- **Required task**: Report every line from the material that contains the word "TradingView".

- **Records**:
--- begin ---

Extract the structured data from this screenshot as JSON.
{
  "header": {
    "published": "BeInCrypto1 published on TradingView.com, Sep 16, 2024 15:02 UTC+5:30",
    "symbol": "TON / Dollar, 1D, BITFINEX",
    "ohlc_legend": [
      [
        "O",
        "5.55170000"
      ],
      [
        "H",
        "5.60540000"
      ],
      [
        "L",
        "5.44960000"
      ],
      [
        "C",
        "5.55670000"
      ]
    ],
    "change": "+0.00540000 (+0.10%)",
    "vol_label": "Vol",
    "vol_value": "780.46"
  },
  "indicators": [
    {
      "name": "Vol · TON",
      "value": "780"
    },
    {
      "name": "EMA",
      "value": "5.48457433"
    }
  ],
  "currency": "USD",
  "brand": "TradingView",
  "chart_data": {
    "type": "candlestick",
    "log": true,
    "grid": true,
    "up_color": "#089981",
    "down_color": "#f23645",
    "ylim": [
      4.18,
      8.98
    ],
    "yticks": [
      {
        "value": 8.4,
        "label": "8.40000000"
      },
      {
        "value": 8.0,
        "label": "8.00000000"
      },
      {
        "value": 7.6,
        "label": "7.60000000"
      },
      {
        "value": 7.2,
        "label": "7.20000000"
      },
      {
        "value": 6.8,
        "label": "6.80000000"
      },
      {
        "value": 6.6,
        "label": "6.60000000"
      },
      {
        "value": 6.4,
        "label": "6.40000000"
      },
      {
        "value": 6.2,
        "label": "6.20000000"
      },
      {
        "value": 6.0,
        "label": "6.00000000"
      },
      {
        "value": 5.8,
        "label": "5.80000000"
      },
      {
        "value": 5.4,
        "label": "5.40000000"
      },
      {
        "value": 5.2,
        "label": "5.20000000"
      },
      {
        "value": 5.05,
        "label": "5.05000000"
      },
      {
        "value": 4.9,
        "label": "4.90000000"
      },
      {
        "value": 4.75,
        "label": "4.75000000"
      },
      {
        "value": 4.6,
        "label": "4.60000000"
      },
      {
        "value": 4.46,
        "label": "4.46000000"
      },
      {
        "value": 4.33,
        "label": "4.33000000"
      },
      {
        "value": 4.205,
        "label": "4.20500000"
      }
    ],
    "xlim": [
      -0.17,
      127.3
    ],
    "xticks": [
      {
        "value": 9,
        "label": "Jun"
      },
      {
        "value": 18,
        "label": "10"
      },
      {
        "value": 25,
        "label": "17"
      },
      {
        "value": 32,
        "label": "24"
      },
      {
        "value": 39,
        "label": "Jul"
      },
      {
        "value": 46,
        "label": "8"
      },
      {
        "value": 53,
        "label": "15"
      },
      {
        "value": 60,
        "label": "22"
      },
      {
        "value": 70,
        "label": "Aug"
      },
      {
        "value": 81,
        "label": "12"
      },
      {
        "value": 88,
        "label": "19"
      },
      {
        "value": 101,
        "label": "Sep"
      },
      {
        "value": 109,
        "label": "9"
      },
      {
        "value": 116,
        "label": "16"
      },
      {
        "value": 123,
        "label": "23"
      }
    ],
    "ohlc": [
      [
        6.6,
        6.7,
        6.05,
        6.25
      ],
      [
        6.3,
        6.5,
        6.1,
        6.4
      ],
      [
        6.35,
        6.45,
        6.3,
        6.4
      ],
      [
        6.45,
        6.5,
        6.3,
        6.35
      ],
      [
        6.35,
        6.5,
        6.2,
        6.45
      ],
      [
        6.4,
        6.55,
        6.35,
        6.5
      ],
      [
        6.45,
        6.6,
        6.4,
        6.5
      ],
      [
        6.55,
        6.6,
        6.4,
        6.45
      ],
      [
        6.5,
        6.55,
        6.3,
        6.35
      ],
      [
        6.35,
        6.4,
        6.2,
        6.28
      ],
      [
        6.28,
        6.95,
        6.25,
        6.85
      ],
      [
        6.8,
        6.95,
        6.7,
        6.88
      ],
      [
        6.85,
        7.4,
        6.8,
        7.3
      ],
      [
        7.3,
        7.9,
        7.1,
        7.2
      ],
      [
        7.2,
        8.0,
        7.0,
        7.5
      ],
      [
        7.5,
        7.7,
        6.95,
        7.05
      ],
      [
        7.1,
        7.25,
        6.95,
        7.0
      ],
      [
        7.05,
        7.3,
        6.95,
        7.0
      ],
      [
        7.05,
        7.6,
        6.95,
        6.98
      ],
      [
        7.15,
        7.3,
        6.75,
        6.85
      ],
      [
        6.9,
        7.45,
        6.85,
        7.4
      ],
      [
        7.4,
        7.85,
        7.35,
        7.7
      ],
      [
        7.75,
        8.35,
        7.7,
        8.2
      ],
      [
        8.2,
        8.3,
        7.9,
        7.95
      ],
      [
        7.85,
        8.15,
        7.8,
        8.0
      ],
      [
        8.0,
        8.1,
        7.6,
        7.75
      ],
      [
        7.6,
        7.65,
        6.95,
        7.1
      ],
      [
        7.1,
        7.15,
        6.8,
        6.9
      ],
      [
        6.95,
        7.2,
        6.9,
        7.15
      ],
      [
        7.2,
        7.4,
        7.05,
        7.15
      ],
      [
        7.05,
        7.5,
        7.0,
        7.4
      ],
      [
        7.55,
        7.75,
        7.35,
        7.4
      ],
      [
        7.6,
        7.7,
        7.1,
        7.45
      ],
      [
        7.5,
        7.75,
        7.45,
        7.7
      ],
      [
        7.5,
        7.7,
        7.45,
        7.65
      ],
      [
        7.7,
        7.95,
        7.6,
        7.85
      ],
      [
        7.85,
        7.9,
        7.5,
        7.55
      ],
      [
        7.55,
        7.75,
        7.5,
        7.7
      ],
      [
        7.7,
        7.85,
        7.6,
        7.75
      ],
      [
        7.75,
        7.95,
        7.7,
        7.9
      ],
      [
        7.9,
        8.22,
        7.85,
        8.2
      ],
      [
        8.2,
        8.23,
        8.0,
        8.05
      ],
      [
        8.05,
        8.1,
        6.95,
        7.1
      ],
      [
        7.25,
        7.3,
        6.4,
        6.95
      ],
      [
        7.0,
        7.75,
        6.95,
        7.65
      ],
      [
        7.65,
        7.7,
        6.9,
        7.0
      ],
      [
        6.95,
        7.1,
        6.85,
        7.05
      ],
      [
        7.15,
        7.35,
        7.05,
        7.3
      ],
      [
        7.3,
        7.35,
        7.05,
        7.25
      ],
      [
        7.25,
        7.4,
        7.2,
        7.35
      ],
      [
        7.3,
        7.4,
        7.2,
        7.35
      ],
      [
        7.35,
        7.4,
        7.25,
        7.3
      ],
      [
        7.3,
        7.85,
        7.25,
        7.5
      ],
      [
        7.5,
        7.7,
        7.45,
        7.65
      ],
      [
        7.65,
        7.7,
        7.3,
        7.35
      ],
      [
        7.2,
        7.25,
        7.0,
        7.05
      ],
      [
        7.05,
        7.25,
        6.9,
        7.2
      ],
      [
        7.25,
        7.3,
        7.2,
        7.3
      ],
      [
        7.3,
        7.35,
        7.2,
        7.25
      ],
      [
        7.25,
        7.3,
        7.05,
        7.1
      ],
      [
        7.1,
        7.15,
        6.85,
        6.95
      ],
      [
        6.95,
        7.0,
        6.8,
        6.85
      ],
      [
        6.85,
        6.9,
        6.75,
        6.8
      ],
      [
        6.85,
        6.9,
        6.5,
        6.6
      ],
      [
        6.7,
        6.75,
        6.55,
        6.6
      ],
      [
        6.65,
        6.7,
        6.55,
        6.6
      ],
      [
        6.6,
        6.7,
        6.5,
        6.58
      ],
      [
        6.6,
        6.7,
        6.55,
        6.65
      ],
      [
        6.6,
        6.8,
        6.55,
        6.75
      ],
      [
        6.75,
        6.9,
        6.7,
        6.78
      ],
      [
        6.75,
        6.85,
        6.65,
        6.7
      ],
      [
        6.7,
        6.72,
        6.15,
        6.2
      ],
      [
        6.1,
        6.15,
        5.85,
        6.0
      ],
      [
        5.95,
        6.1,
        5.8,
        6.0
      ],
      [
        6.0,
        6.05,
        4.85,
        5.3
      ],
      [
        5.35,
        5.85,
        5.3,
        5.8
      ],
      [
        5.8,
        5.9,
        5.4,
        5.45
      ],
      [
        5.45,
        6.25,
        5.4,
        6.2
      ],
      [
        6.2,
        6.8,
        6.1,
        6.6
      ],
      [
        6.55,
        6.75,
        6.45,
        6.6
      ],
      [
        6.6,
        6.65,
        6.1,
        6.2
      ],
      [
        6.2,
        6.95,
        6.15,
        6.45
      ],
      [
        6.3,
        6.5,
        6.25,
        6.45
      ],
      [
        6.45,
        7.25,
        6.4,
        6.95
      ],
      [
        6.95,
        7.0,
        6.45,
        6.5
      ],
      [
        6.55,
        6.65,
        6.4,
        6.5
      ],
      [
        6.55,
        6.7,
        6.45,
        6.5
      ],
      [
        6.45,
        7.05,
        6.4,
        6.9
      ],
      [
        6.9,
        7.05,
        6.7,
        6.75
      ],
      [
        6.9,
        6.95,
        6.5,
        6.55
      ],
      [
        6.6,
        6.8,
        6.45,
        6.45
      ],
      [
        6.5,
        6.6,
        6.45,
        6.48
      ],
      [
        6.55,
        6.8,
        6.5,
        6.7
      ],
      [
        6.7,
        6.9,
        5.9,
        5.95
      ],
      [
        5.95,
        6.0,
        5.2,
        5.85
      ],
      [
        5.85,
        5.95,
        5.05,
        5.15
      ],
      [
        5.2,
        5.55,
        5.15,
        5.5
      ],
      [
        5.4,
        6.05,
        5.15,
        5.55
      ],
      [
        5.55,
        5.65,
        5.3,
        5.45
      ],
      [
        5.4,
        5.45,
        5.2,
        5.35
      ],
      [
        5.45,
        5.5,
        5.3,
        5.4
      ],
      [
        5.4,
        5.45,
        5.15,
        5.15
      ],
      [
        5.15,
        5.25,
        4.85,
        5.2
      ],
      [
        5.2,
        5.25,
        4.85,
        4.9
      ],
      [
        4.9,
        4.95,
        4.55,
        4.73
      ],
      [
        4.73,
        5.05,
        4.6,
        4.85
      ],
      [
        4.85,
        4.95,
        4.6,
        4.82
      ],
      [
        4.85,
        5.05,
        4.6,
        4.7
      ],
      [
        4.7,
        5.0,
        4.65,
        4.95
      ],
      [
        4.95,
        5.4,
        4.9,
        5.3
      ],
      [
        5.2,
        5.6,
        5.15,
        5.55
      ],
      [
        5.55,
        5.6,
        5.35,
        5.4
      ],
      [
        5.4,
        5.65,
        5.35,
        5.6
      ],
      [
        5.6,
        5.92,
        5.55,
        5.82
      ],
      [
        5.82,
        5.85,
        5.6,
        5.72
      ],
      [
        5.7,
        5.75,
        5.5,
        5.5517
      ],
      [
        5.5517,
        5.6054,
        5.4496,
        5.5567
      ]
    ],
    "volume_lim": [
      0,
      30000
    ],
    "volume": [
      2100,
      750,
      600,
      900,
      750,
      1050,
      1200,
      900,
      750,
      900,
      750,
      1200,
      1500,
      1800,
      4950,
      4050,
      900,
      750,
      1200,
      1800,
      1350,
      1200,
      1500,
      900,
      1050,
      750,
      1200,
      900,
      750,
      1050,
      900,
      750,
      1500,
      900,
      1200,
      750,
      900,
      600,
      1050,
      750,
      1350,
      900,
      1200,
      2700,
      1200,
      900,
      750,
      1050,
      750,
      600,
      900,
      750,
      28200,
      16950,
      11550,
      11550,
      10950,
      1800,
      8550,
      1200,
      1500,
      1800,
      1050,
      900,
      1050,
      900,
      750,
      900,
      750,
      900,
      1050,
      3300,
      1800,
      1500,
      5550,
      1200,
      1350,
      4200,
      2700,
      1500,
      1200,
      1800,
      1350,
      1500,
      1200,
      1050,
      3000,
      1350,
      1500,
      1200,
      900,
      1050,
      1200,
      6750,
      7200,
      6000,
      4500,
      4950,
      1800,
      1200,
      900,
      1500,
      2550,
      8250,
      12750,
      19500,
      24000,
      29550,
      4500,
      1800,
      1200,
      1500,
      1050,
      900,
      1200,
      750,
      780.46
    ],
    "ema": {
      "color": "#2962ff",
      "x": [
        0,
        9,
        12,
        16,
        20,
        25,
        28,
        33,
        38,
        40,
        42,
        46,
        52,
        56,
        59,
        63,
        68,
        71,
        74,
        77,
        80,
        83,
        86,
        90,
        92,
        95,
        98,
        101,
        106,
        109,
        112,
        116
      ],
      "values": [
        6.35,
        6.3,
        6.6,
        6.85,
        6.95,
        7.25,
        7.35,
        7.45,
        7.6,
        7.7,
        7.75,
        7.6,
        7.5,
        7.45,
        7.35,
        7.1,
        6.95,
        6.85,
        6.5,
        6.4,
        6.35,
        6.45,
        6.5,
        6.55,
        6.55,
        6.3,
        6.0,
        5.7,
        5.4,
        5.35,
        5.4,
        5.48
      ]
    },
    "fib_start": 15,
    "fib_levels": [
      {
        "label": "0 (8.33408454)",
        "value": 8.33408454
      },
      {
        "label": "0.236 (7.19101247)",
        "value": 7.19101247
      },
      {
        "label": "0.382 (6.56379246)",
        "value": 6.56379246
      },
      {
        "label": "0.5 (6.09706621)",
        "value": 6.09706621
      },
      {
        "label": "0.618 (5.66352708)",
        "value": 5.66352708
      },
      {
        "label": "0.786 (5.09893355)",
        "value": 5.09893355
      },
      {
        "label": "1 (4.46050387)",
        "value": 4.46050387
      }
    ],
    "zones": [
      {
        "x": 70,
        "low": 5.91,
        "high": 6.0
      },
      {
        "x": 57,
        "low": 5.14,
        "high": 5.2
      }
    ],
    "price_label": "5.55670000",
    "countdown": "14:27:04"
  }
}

--- end ---

- **Output of the task**:
    "published": "BeInCrypto1 published on TradingView.com, Sep 16, 2024 15:02 UTC+5:30",
  "brand": "TradingView",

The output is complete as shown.